Your task:
Repeat each line exactly, leaving nothing out.

(Data items)
########

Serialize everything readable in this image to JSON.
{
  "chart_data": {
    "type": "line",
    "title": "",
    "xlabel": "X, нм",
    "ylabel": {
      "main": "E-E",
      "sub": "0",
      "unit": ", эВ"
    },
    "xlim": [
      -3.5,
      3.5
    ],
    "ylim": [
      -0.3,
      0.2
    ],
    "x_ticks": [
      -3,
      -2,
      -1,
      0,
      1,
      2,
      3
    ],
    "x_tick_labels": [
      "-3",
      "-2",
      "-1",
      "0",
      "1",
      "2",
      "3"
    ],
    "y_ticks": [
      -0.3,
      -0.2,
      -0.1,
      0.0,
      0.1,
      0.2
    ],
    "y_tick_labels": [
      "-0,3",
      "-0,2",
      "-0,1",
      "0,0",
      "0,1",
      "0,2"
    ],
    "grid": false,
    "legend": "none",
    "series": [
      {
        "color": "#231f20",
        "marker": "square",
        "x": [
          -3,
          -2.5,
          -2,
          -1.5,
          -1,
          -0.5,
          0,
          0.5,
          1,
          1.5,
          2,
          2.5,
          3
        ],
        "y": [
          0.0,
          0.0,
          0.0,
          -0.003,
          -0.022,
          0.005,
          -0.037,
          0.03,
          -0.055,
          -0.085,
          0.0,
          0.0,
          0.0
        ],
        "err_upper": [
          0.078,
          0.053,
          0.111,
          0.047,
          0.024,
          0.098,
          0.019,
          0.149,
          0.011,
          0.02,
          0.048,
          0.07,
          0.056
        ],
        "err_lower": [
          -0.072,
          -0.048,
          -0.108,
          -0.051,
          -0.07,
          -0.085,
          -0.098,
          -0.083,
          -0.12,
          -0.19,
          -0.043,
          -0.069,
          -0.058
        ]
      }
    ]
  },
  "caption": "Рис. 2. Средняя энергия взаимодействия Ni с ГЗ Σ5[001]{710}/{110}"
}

########

Problem solution:
Serialize everything readable in this image to JSON.
{
  "chart_data": {
    "type": "line",
    "title": "",
    "xlabel": "X, нм",
    "ylabel": {
      "main": "E-E",
      "sub": "0",
      "unit": ", эВ"
    },
    "xlim": [
      -3.5,
      3.5
    ],
    "ylim": [
      -0.3,
      0.2
    ],
    "x_ticks": [
      -3,
      -2,
      -1,
      0,
      1,
      2,
      3
    ],
    "x_tick_labels": [
      "-3",
      "-2",
      "-1",
      "0",
      "1",
      "2",
      "3"
    ],
    "y_ticks": [
      -0.3,
      -0.2,
      -0.1,
      0.0,
      0.1,
      0.2
    ],
    "y_tick_labels": [
      "-0,3",
      "-0,2",
      "-0,1",
      "0,0",
      "0,1",
      "0,2"
    ],
    "grid": false,
    "legend": "none",
    "series": [
      {
        "color": "#231f20",
        "marker": "square",
        "x": [
          -3,
          -2.5,
          -2,
          -1.5,
          -1,
          -0.5,
          0,
          0.5,
          1,
          1.5,
          2,
          2.5,
          3
        ],
        "y": [
          0.0,
          0.0,
          0.0,
          -0.003,
          -0.022,
          0.005,
          -0.037,
          0.03,
          -0.055,
          -0.085,
          0.0,
          0.0,
          0.0
        ],
        "err_upper": [
          0.078,
          0.053,
          0.111,
          0.047,
          0.024,
          0.098,
          0.019,
          0.149,
          0.011,
          0.02,
          0.048,
          0.07,
          0.056
        ],
        "err_lower": [
          -0.072,
          -0.048,
          -0.108,
          -0.051,
          -0.07,
          -0.085,
          -0.098,
          -0.083,
          -0.12,
          -0.19,
          -0.043,
          -0.069,
          -0.058
        ]
      }
    ]
  },
  "caption": "Рис. 2. Средняя энергия взаимодействия Ni с ГЗ Σ5[001]{710}/{110}"
}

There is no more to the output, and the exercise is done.